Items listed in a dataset
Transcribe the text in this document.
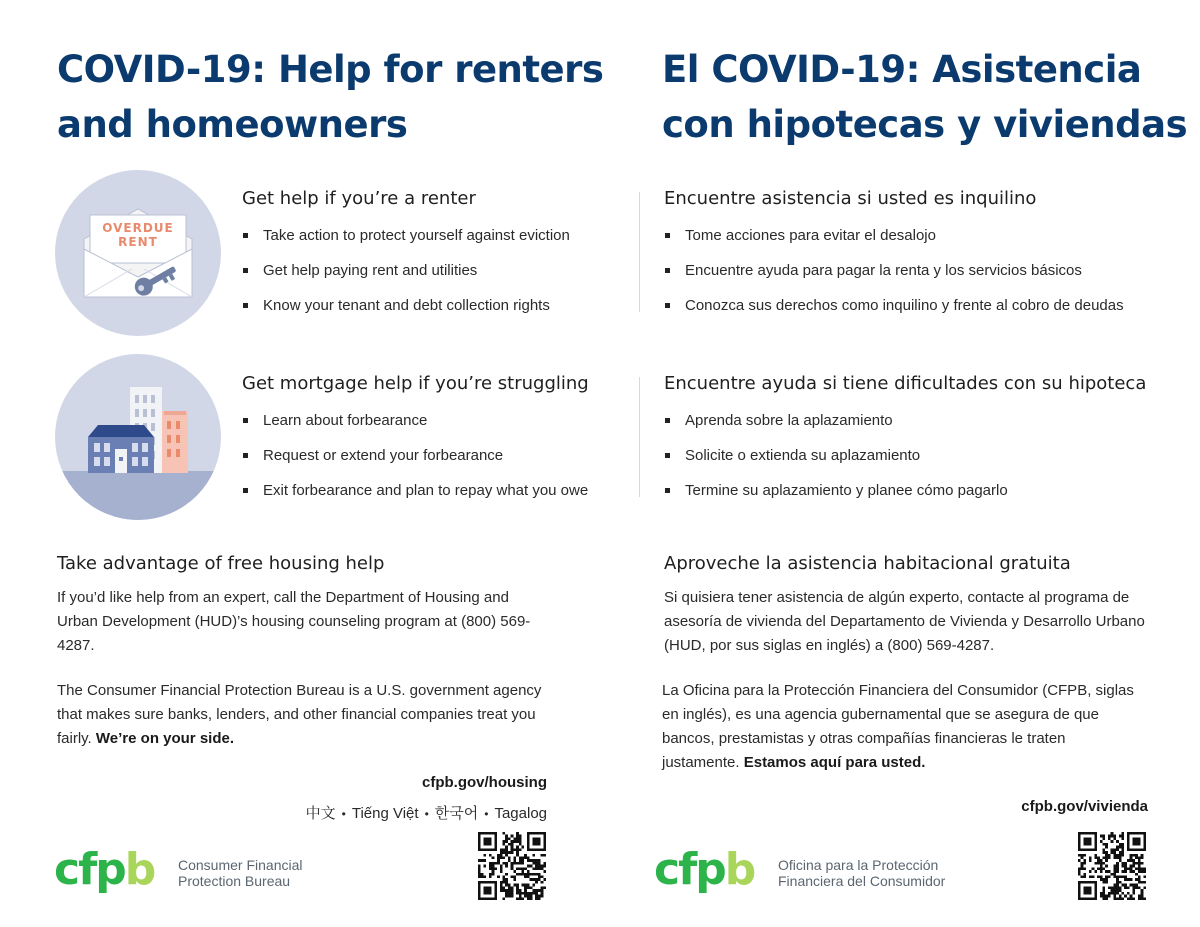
COVID-19: Help for renters
and homeowners
El COVID-19: Asistencia
con hipotecas y viviendas
OVERDUE
RENT
Get help if you’re a renter
Take action to protect yourself against eviction
Get help paying rent and utilities
Know your tenant and debt collection rights
Get mortgage help if you’re struggling
Learn about forbearance
Request or extend your forbearance
Exit forbearance and plan to repay what you owe
Encuentre asistencia si usted es inquilino
Tome acciones para evitar el desalojo
Encuentre ayuda para pagar la renta y los servicios básicos
Conozca sus derechos como inquilino y frente al cobro de deudas
Encuentre ayuda si tiene dificultades con su hipoteca
Aprenda sobre la aplazamiento
Solicite o extienda su aplazamiento
Termine su aplazamiento y planee cómo pagarlo
Take advantage of free housing help
If you’d like help from an expert, call the Department of Housing and Urban Development (HUD)’s housing counseling program at (800) 569-4287.
The Consumer Financial Protection Bureau is a U.S. government agency that makes sure banks, lenders, and other financial companies treat you fairly. We’re on your side.
cfpb.gov/housing
中文 • Tiếng Việt • 한국어 • Tagalog
Aproveche la asistencia habitacional gratuita
Si quisiera tener asistencia de algún experto, contacte al programa de asesoría de vivienda del Departamento de Vivienda y Desarrollo Urbano (HUD, por sus siglas en inglés) a (800) 569-4287.
La Oficina para la Protección Financiera del Consumidor (CFPB, siglas en inglés), es una agencia gubernamental que se asegura de que bancos, prestamistas y otras compañías financieras le traten justamente. Estamos aquí para usted.
cfpb.gov/vivienda
cfpb Consumer Financial
Protection Bureau	cfpb Oficina para la Protección
Financiera del Consumidor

**Short task:** Check each line of the entries for the string "Oficina". Copy the lines that have it.

**Task solution:**
La Oficina para la Protección Financiera del Consumidor (CFPB, siglas en inglés), es una agencia gubernamental que se asegura de que bancos, prestamistas y otras compañías financieras le traten justamente. Estamos aquí para usted.
Protection Bureau	cfpb Oficina para la Protección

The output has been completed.